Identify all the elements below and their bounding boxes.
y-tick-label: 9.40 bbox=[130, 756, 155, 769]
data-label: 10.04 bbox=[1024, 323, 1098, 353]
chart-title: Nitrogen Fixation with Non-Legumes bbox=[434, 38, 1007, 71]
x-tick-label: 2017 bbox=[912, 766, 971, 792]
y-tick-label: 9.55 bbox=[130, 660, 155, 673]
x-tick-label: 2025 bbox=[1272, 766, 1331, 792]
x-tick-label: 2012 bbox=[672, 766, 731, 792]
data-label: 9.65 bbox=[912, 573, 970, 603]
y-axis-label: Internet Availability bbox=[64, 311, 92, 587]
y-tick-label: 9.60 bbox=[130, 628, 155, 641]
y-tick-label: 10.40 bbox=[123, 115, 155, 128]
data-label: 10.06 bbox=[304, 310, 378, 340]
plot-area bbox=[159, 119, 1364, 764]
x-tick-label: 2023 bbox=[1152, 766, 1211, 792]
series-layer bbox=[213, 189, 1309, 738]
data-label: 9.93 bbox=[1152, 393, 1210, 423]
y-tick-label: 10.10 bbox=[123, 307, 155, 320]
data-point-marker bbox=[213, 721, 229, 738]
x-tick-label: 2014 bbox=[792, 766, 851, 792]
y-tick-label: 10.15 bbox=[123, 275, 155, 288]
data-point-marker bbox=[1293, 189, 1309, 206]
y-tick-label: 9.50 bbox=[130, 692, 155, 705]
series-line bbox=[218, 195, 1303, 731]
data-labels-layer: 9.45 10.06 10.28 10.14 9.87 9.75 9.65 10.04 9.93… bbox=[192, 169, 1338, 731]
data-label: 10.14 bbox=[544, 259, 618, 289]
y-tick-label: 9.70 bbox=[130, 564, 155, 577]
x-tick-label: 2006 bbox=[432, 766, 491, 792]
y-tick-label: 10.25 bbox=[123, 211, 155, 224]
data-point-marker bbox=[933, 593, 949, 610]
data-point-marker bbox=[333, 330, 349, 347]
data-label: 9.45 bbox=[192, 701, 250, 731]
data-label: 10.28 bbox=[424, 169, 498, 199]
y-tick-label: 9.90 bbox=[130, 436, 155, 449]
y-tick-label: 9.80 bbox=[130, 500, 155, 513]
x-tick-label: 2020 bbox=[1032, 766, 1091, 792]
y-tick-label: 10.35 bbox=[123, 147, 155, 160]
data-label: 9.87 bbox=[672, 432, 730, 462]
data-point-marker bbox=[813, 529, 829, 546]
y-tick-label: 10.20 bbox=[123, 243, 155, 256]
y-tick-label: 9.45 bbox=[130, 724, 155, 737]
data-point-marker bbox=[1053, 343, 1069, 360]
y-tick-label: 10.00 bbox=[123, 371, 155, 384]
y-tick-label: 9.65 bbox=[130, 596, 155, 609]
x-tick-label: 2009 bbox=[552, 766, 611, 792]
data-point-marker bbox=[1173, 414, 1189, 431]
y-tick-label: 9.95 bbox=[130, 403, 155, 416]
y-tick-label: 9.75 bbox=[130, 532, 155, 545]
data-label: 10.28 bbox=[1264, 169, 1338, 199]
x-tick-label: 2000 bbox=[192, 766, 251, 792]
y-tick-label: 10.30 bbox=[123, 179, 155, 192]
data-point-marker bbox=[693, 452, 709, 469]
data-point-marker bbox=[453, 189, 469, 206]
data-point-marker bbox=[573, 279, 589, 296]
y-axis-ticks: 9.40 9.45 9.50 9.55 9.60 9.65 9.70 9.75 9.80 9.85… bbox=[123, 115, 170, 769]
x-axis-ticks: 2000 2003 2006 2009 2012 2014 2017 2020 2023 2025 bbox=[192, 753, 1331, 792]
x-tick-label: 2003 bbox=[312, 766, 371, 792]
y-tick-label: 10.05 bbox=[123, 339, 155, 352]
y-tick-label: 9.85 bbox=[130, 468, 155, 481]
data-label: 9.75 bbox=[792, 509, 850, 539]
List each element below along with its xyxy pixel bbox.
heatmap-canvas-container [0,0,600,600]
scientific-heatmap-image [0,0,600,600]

□ □ □ □ □ □ □

* What to do
Can you repeat every line above word for word, leaving nothing out and changing nothing?

* Correct result
Identify all the elements below and their bounding boxes.
y-tick-label: 9.40 bbox=[130, 756, 155, 769]
data-label: 10.04 bbox=[1024, 323, 1098, 353]
chart-title: Nitrogen Fixation with Non-Legumes bbox=[434, 38, 1007, 71]
x-tick-label: 2017 bbox=[912, 766, 971, 792]
y-tick-label: 9.55 bbox=[130, 660, 155, 673]
x-tick-label: 2025 bbox=[1272, 766, 1331, 792]
x-tick-label: 2012 bbox=[672, 766, 731, 792]
data-label: 9.65 bbox=[912, 573, 970, 603]
y-axis-label: Internet Availability bbox=[64, 311, 92, 587]
y-tick-label: 9.60 bbox=[130, 628, 155, 641]
y-tick-label: 10.40 bbox=[123, 115, 155, 128]
data-label: 10.06 bbox=[304, 310, 378, 340]
plot-area bbox=[159, 119, 1364, 764]
x-tick-label: 2023 bbox=[1152, 766, 1211, 792]
series-layer bbox=[213, 189, 1309, 738]
data-label: 9.93 bbox=[1152, 393, 1210, 423]
y-tick-label: 10.10 bbox=[123, 307, 155, 320]
data-point-marker bbox=[213, 721, 229, 738]
x-tick-label: 2014 bbox=[792, 766, 851, 792]
y-tick-label: 10.15 bbox=[123, 275, 155, 288]
data-point-marker bbox=[1293, 189, 1309, 206]
y-tick-label: 9.50 bbox=[130, 692, 155, 705]
series-line bbox=[218, 195, 1303, 731]
data-labels-layer: 9.45 10.06 10.28 10.14 9.87 9.75 9.65 10.04 9.93… bbox=[192, 169, 1338, 731]
data-label: 10.14 bbox=[544, 259, 618, 289]
y-tick-label: 9.70 bbox=[130, 564, 155, 577]
x-tick-label: 2006 bbox=[432, 766, 491, 792]
y-tick-label: 10.25 bbox=[123, 211, 155, 224]
data-point-marker bbox=[933, 593, 949, 610]
data-point-marker bbox=[333, 330, 349, 347]
data-label: 9.45 bbox=[192, 701, 250, 731]
data-label: 10.28 bbox=[424, 169, 498, 199]
y-tick-label: 9.90 bbox=[130, 436, 155, 449]
y-tick-label: 9.80 bbox=[130, 500, 155, 513]
x-tick-label: 2020 bbox=[1032, 766, 1091, 792]
y-tick-label: 10.35 bbox=[123, 147, 155, 160]
data-label: 9.87 bbox=[672, 432, 730, 462]
data-point-marker bbox=[813, 529, 829, 546]
y-tick-label: 10.20 bbox=[123, 243, 155, 256]
y-tick-label: 9.45 bbox=[130, 724, 155, 737]
data-point-marker bbox=[1053, 343, 1069, 360]
y-tick-label: 10.00 bbox=[123, 371, 155, 384]
y-tick-label: 9.65 bbox=[130, 596, 155, 609]
x-tick-label: 2009 bbox=[552, 766, 611, 792]
data-point-marker bbox=[1173, 414, 1189, 431]
y-tick-label: 9.95 bbox=[130, 403, 155, 416]
y-tick-label: 9.75 bbox=[130, 532, 155, 545]
data-label: 10.28 bbox=[1264, 169, 1338, 199]
x-tick-label: 2000 bbox=[192, 766, 251, 792]
y-tick-label: 10.30 bbox=[123, 179, 155, 192]
data-point-marker bbox=[693, 452, 709, 469]
data-point-marker bbox=[453, 189, 469, 206]
data-point-marker bbox=[573, 279, 589, 296]
y-axis-ticks: 9.40 9.45 9.50 9.55 9.60 9.65 9.70 9.75 9.80 9.85… bbox=[123, 115, 170, 769]
x-axis-ticks: 2000 2003 2006 2009 2012 2014 2017 2020 2023 2025 bbox=[192, 753, 1331, 792]
x-tick-label: 2003 bbox=[312, 766, 371, 792]
y-tick-label: 10.05 bbox=[123, 339, 155, 352]
y-tick-label: 9.85 bbox=[130, 468, 155, 481]
data-label: 9.75 bbox=[792, 509, 850, 539]
List each element below along with its xyxy pixel bbox.
heatmap-canvas-container [0,0,600,600]
scientific-heatmap-image [0,0,600,600]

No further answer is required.